> _Direction_
What follows is a set of records; restate each one word for word and drop the pictures.

Dataset entries
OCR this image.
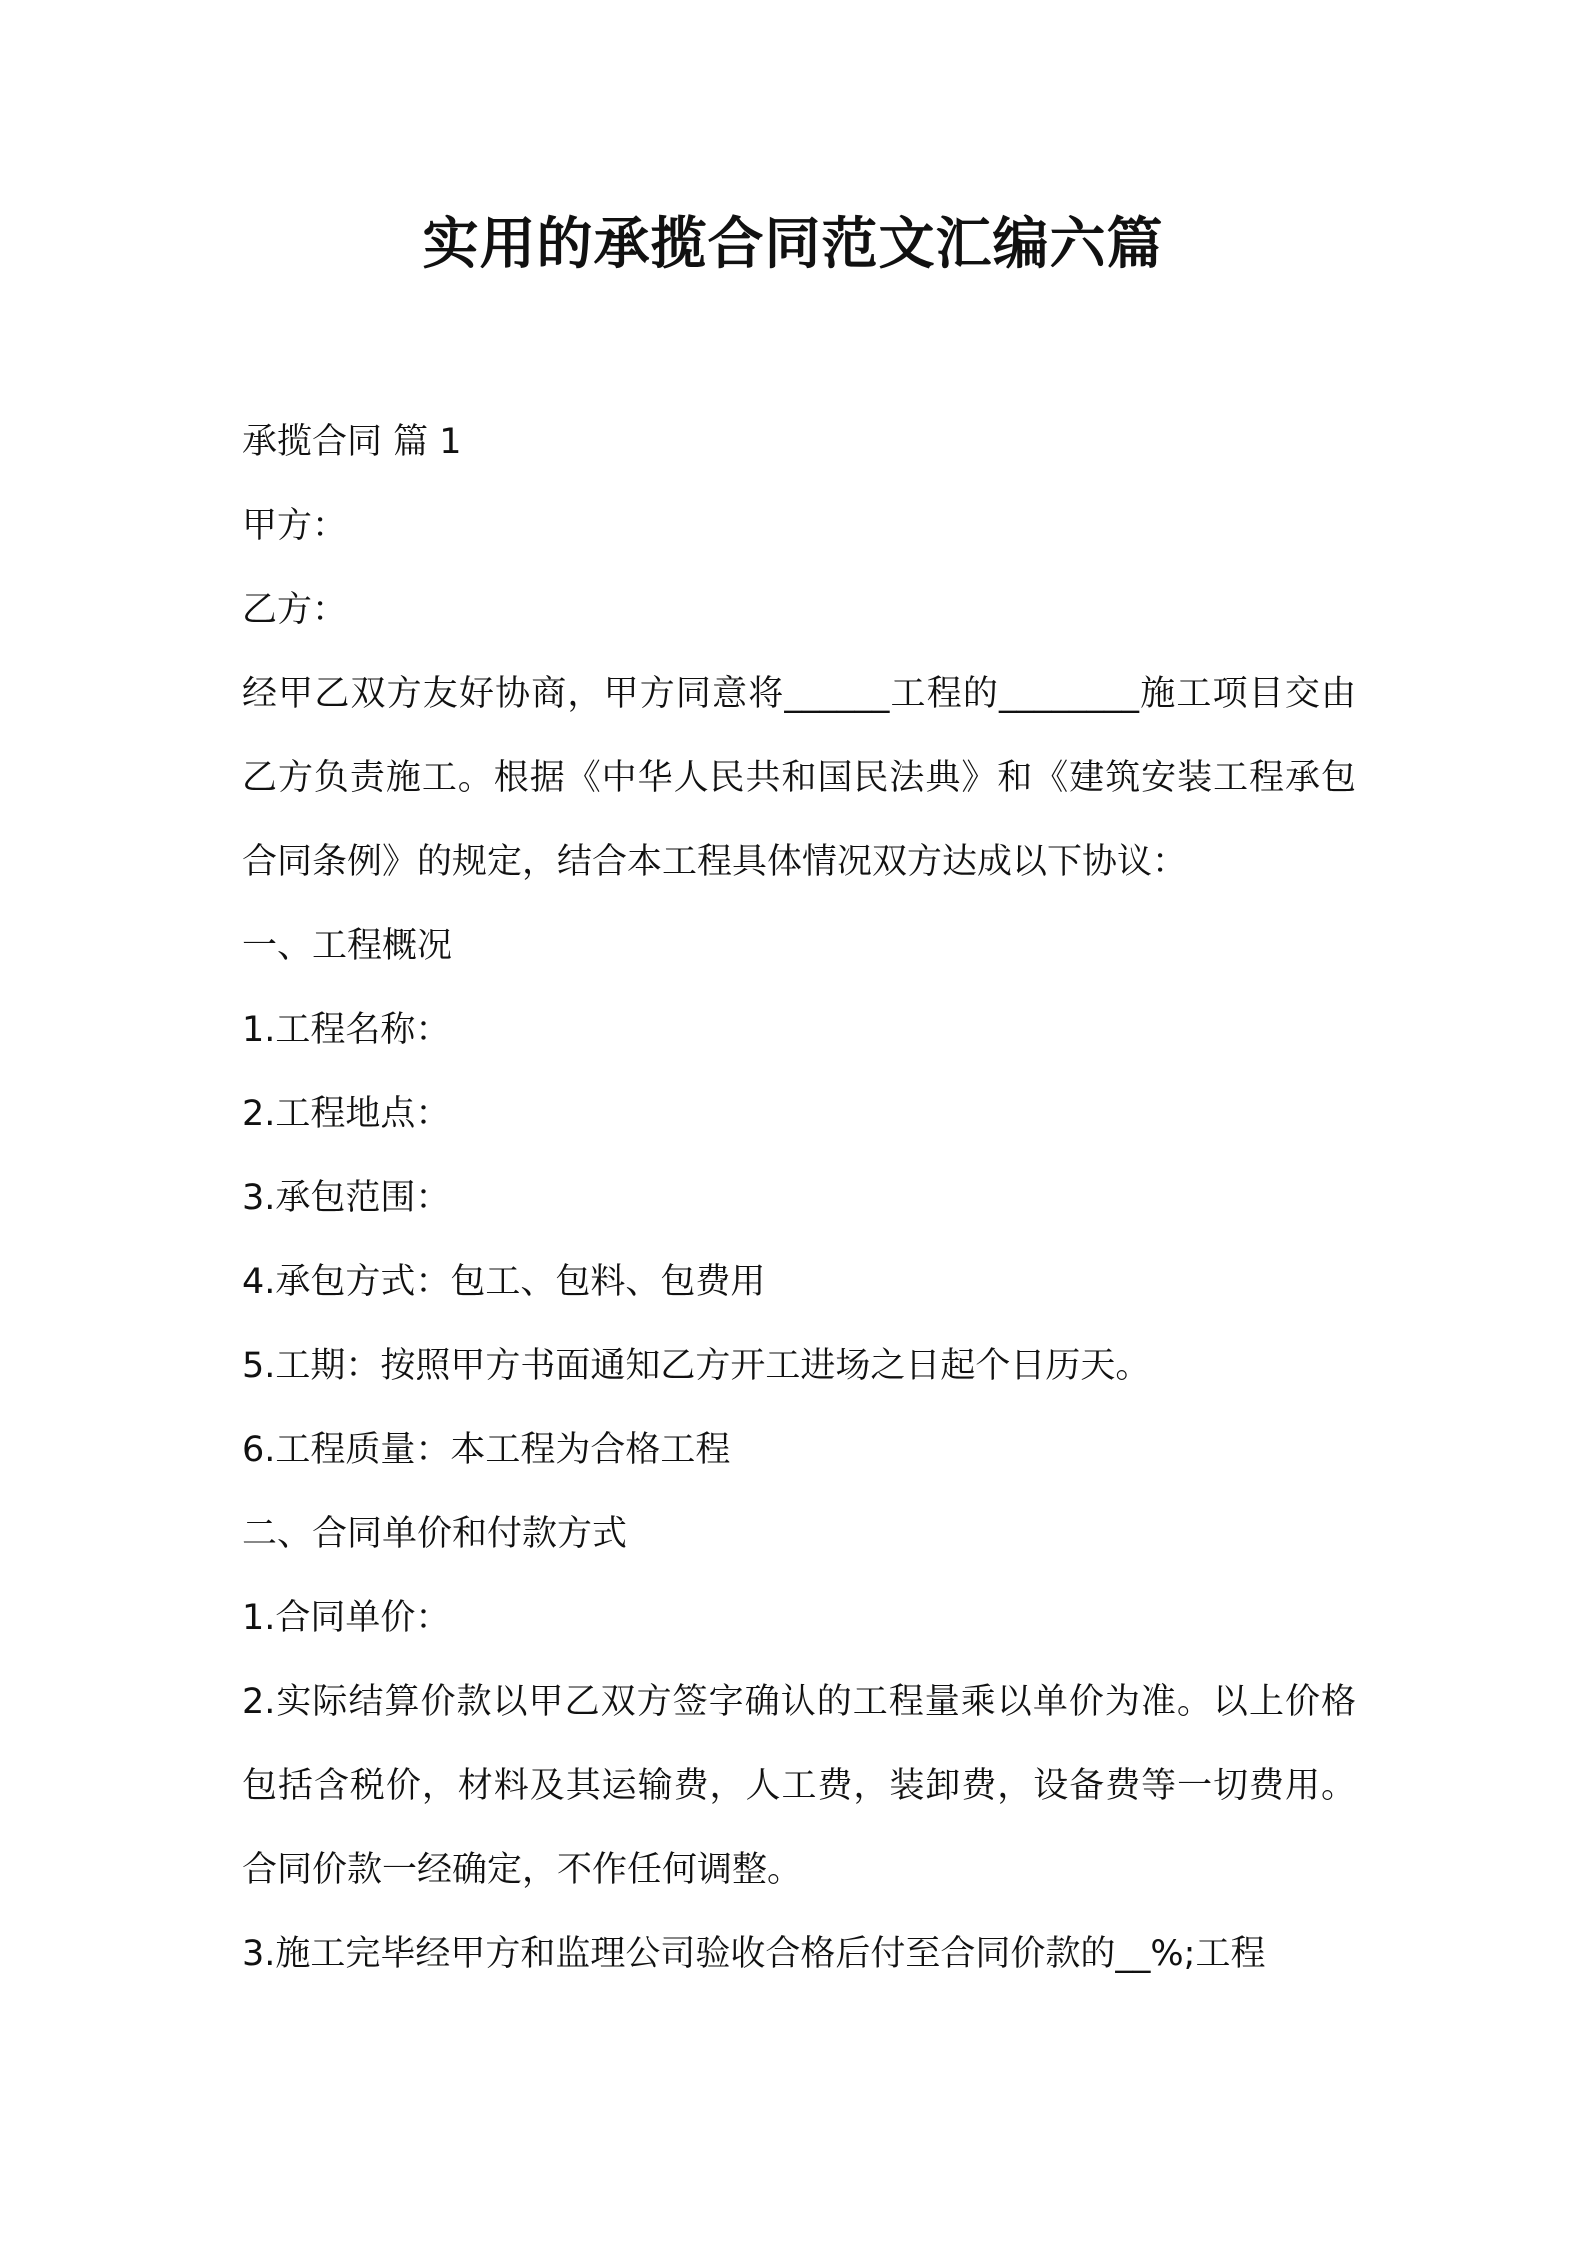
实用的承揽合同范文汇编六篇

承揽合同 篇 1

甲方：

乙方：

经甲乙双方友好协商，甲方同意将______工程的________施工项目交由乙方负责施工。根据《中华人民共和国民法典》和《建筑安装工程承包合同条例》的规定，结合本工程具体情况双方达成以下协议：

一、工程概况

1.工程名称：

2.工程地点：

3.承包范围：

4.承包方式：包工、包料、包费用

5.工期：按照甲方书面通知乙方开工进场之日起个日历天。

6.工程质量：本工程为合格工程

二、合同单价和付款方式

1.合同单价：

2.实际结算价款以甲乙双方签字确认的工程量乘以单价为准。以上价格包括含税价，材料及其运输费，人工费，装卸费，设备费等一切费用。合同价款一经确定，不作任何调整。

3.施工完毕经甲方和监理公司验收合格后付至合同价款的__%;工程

> _Answer below_
OCR this image.
实用的承揽合同范文汇编六篇

承揽合同 篇 1

甲方：

乙方：

经甲乙双方友好协商，甲方同意将______工程的________施工项目交由乙方负责施工。根据《中华人民共和国民法典》和《建筑安装工程承包合同条例》的规定，结合本工程具体情况双方达成以下协议：

一、工程概况

1.工程名称：

2.工程地点：

3.承包范围：

4.承包方式：包工、包料、包费用

5.工期：按照甲方书面通知乙方开工进场之日起个日历天。

6.工程质量：本工程为合格工程

二、合同单价和付款方式

1.合同单价：

2.实际结算价款以甲乙双方签字确认的工程量乘以单价为准。以上价格包括含税价，材料及其运输费，人工费，装卸费，设备费等一切费用。合同价款一经确定，不作任何调整。

3.施工完毕经甲方和监理公司验收合格后付至合同价款的__%;工程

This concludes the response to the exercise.